Return the full listing exactly as it is written.

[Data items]
· · · · ·
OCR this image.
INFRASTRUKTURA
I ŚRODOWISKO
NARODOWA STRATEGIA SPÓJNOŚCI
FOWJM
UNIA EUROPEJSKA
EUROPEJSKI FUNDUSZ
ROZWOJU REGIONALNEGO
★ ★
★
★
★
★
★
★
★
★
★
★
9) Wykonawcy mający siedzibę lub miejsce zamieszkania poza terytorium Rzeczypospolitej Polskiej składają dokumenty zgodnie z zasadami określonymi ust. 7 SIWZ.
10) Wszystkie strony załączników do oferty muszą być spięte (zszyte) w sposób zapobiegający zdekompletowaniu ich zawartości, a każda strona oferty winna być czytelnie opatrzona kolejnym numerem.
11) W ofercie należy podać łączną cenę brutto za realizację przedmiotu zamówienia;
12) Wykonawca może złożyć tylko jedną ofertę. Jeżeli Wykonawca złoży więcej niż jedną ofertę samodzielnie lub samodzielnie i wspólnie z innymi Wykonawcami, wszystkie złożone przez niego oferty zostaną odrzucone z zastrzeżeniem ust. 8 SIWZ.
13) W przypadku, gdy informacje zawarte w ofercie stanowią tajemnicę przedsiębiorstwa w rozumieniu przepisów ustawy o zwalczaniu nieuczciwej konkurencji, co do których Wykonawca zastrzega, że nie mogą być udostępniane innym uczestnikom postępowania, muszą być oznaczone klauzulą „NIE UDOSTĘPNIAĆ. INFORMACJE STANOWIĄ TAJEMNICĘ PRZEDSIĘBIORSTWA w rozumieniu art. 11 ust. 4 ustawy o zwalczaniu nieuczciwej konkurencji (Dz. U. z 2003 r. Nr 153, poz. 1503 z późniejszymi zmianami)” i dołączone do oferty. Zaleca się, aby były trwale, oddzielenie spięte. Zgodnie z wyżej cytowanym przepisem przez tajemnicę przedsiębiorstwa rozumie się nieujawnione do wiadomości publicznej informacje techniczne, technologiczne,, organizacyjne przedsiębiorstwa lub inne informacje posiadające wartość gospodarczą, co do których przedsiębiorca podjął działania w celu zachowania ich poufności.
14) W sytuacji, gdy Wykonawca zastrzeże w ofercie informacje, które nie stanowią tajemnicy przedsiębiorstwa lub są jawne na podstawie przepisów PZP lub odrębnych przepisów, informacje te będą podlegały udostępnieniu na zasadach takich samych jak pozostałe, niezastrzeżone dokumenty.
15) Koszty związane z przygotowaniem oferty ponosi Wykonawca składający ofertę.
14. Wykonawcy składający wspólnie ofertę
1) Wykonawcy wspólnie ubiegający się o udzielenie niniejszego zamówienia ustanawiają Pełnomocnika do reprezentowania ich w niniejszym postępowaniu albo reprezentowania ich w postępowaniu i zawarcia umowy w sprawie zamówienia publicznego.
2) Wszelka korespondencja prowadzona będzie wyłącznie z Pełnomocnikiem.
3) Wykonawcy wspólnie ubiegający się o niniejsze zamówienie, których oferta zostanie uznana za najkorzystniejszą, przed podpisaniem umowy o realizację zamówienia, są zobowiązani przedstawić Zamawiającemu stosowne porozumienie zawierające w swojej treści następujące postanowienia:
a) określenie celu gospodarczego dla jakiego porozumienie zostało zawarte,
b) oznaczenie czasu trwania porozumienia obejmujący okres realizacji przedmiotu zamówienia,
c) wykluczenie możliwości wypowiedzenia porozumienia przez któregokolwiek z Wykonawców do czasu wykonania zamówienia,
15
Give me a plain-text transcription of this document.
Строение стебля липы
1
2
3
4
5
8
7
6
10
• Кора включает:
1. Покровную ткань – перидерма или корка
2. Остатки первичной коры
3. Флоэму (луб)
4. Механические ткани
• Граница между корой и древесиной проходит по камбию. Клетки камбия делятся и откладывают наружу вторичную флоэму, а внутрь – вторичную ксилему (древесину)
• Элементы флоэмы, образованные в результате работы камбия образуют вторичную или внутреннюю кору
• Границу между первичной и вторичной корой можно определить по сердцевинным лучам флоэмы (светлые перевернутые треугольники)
· · · · ·
Written reply:
OCR this image.
INFRASTRUKTURA
I ŚRODOWISKO
NARODOWA STRATEGIA SPÓJNOŚCI
FOWJM
UNIA EUROPEJSKA
EUROPEJSKI FUNDUSZ
ROZWOJU REGIONALNEGO
★ ★
★
★
★
★
★
★
★
★
★
★
9) Wykonawcy mający siedzibę lub miejsce zamieszkania poza terytorium Rzeczypospolitej Polskiej składają dokumenty zgodnie z zasadami określonymi ust. 7 SIWZ.
10) Wszystkie strony załączników do oferty muszą być spięte (zszyte) w sposób zapobiegający zdekompletowaniu ich zawartości, a każda strona oferty winna być czytelnie opatrzona kolejnym numerem.
11) W ofercie należy podać łączną cenę brutto za realizację przedmiotu zamówienia;
12) Wykonawca może złożyć tylko jedną ofertę. Jeżeli Wykonawca złoży więcej niż jedną ofertę samodzielnie lub samodzielnie i wspólnie z innymi Wykonawcami, wszystkie złożone przez niego oferty zostaną odrzucone z zastrzeżeniem ust. 8 SIWZ.
13) W przypadku, gdy informacje zawarte w ofercie stanowią tajemnicę przedsiębiorstwa w rozumieniu przepisów ustawy o zwalczaniu nieuczciwej konkurencji, co do których Wykonawca zastrzega, że nie mogą być udostępniane innym uczestnikom postępowania, muszą być oznaczone klauzulą „NIE UDOSTĘPNIAĆ. INFORMACJE STANOWIĄ TAJEMNICĘ PRZEDSIĘBIORSTWA w rozumieniu art. 11 ust. 4 ustawy o zwalczaniu nieuczciwej konkurencji (Dz. U. z 2003 r. Nr 153, poz. 1503 z późniejszymi zmianami)” i dołączone do oferty. Zaleca się, aby były trwale, oddzielenie spięte. Zgodnie z wyżej cytowanym przepisem przez tajemnicę przedsiębiorstwa rozumie się nieujawnione do wiadomości publicznej informacje techniczne, technologiczne,, organizacyjne przedsiębiorstwa lub inne informacje posiadające wartość gospodarczą, co do których przedsiębiorca podjął działania w celu zachowania ich poufności.
14) W sytuacji, gdy Wykonawca zastrzeże w ofercie informacje, które nie stanowią tajemnicy przedsiębiorstwa lub są jawne na podstawie przepisów PZP lub odrębnych przepisów, informacje te będą podlegały udostępnieniu na zasadach takich samych jak pozostałe, niezastrzeżone dokumenty.
15) Koszty związane z przygotowaniem oferty ponosi Wykonawca składający ofertę.
14. Wykonawcy składający wspólnie ofertę
1) Wykonawcy wspólnie ubiegający się o udzielenie niniejszego zamówienia ustanawiają Pełnomocnika do reprezentowania ich w niniejszym postępowaniu albo reprezentowania ich w postępowaniu i zawarcia umowy w sprawie zamówienia publicznego.
2) Wszelka korespondencja prowadzona będzie wyłącznie z Pełnomocnikiem.
3) Wykonawcy wspólnie ubiegający się o niniejsze zamówienie, których oferta zostanie uznana za najkorzystniejszą, przed podpisaniem umowy o realizację zamówienia, są zobowiązani przedstawić Zamawiającemu stosowne porozumienie zawierające w swojej treści następujące postanowienia:
a) określenie celu gospodarczego dla jakiego porozumienie zostało zawarte,
b) oznaczenie czasu trwania porozumienia obejmujący okres realizacji przedmiotu zamówienia,
c) wykluczenie możliwości wypowiedzenia porozumienia przez któregokolwiek z Wykonawców do czasu wykonania zamówienia,
15
Give me a plain-text transcription of this document.
Строение стебля липы
1
2
3
4
5
8
7
6
10
• Кора включает:
1. Покровную ткань – перидерма или корка
2. Остатки первичной коры
3. Флоэму (луб)
4. Механические ткани
• Граница между корой и древесиной проходит по камбию. Клетки камбия делятся и откладывают наружу вторичную флоэму, а внутрь – вторичную ксилему (древесину)
• Элементы флоэмы, образованные в результате работы камбия образуют вторичную или внутреннюю кору
• Границу между первичной и вторичной корой можно определить по сердцевинным лучам флоэмы (светлые перевернутые треугольники)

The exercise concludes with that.